DATASET ROWS ->
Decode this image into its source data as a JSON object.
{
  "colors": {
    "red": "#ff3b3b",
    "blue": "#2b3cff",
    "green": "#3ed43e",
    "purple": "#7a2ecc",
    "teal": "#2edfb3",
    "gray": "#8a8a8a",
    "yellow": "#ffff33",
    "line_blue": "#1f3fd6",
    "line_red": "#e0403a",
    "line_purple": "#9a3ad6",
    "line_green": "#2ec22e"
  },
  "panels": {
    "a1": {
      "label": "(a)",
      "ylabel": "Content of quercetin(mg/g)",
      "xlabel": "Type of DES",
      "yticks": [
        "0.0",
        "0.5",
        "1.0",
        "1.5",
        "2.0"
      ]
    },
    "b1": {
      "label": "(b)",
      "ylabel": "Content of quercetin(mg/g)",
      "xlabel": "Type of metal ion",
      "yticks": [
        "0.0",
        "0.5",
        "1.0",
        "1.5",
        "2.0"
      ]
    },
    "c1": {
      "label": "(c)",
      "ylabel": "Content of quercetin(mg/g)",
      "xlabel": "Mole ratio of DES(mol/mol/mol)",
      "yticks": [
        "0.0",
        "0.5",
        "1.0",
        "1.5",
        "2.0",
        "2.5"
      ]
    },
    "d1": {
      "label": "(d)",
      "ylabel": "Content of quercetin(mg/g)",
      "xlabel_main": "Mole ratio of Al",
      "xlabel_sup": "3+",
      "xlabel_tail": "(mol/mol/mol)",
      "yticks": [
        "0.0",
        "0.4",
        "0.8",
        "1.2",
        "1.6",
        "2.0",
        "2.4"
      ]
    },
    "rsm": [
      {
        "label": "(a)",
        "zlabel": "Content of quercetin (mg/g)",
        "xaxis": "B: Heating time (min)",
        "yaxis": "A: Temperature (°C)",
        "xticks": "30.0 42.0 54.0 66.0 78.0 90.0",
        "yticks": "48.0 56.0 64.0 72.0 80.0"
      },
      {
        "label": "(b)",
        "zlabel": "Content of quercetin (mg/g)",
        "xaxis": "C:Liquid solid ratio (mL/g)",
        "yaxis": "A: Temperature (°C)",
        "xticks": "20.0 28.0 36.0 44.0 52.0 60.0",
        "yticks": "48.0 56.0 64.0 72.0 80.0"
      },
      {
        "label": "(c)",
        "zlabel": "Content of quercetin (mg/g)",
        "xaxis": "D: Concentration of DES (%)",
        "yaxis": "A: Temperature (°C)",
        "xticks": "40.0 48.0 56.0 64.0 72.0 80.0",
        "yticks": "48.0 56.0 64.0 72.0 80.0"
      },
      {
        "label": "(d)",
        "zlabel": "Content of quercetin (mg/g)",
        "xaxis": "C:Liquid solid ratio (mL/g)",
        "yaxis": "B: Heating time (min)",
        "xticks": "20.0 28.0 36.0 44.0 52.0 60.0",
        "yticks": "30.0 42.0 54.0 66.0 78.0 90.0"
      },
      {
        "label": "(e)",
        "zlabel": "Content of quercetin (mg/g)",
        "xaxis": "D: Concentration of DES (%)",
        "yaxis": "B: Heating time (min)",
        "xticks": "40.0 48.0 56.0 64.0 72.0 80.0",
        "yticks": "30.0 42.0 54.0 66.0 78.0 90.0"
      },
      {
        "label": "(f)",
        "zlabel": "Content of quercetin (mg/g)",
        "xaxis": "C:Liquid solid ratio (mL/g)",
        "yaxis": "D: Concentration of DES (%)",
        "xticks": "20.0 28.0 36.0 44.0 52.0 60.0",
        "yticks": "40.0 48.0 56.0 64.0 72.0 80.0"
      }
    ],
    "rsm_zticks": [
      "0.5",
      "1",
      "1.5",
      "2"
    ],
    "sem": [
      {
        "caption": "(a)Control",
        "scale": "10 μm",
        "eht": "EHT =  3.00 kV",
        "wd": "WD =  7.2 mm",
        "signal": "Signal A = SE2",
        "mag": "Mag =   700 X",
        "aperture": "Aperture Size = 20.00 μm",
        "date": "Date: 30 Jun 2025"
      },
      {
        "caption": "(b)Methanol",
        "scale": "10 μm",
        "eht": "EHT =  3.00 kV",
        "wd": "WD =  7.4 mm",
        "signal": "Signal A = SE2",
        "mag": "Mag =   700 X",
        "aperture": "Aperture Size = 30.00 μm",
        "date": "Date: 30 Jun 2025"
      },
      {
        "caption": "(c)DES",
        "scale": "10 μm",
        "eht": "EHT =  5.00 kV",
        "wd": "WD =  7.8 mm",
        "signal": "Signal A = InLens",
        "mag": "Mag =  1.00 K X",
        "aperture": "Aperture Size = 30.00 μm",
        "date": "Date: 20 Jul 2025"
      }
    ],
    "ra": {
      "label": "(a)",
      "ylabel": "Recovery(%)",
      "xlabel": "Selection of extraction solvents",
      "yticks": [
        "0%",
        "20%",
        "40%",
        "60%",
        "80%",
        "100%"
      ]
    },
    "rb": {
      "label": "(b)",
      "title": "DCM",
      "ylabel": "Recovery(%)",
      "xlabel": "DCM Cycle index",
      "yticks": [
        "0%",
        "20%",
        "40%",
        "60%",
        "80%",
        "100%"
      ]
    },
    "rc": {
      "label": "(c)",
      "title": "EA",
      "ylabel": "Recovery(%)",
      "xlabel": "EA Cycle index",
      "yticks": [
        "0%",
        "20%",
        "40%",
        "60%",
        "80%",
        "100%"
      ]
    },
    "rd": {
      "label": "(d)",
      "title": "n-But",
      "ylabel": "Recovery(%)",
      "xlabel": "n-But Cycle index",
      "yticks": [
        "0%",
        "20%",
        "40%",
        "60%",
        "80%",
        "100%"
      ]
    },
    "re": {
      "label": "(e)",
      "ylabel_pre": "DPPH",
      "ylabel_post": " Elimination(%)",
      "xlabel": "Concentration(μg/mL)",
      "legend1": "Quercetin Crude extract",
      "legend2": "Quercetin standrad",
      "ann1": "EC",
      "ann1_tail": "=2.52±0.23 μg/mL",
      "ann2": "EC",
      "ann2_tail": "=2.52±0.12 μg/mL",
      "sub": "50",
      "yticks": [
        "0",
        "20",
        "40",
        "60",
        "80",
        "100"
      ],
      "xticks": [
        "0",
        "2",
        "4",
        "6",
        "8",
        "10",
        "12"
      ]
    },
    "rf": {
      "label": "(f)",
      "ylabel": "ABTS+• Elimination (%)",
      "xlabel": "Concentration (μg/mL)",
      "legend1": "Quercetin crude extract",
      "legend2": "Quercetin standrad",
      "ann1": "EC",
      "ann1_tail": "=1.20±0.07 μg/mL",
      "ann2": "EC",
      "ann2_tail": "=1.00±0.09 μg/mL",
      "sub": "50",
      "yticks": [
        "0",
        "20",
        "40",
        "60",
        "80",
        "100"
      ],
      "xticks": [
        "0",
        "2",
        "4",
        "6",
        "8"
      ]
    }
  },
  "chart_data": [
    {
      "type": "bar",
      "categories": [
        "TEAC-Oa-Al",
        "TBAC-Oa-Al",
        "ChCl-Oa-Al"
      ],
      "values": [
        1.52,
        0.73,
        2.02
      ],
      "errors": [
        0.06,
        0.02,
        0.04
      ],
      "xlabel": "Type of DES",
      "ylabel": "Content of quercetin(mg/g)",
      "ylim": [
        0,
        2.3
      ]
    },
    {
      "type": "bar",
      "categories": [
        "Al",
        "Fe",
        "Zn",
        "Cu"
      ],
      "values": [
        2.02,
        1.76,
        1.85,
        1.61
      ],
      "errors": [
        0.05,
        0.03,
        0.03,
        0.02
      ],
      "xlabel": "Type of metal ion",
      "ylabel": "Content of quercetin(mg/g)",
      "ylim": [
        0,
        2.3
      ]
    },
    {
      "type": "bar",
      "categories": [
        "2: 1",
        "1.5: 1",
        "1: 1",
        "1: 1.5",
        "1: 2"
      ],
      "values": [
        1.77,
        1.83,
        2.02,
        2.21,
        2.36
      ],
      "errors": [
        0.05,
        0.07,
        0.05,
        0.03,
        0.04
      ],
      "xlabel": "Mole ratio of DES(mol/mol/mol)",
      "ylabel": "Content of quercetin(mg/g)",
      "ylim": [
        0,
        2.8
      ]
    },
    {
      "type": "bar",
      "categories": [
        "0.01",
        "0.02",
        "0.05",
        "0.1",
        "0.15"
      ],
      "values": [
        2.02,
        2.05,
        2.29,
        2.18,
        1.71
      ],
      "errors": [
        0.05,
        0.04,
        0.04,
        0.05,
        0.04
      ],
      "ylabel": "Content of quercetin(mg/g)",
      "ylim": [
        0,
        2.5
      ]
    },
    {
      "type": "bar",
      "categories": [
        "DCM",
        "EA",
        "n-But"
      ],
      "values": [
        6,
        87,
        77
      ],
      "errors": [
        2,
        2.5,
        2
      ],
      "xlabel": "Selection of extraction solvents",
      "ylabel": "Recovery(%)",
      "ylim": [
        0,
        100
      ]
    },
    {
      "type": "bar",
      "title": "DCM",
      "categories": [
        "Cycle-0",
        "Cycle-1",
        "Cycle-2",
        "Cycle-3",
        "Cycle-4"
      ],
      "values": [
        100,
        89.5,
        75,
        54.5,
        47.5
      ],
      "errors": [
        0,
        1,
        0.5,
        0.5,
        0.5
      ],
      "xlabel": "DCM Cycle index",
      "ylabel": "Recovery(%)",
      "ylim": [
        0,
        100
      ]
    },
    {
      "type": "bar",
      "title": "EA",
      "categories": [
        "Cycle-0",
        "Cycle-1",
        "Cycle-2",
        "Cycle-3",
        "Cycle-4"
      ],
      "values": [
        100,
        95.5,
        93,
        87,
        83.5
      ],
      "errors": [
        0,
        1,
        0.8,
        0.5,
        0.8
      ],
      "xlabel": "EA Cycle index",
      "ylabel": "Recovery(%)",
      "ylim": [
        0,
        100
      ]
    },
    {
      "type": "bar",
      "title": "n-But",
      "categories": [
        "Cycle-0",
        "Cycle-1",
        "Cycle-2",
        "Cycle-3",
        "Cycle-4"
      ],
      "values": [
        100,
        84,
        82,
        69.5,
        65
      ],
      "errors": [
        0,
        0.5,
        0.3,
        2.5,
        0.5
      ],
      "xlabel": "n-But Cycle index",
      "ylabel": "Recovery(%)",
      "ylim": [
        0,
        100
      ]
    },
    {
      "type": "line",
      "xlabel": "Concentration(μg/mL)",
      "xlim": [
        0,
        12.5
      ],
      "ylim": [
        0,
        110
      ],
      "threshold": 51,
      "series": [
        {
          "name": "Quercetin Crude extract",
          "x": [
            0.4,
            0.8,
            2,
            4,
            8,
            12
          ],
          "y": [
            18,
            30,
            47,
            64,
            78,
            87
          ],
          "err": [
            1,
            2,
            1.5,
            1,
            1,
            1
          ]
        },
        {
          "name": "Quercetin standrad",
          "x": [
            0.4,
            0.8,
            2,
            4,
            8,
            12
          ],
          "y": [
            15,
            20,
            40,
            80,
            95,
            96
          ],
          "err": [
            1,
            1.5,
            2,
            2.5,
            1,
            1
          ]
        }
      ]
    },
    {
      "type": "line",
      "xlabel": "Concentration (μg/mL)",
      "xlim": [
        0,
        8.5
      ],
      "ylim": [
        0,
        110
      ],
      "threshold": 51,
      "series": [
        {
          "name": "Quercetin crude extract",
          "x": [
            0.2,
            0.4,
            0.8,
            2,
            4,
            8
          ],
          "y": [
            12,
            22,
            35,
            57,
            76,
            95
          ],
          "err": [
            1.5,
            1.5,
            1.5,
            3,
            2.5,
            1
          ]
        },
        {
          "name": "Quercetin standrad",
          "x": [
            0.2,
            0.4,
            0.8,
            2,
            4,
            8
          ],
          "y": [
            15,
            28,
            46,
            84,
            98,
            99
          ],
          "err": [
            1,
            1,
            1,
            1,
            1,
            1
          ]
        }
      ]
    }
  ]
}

THE REQUEST -> Scan the data above; copy every line where "Elimination" appears.

RESPONSE ->
      "ylabel_post": " Elimination(%)",
      "ylabel": "ABTS+• Elimination (%)",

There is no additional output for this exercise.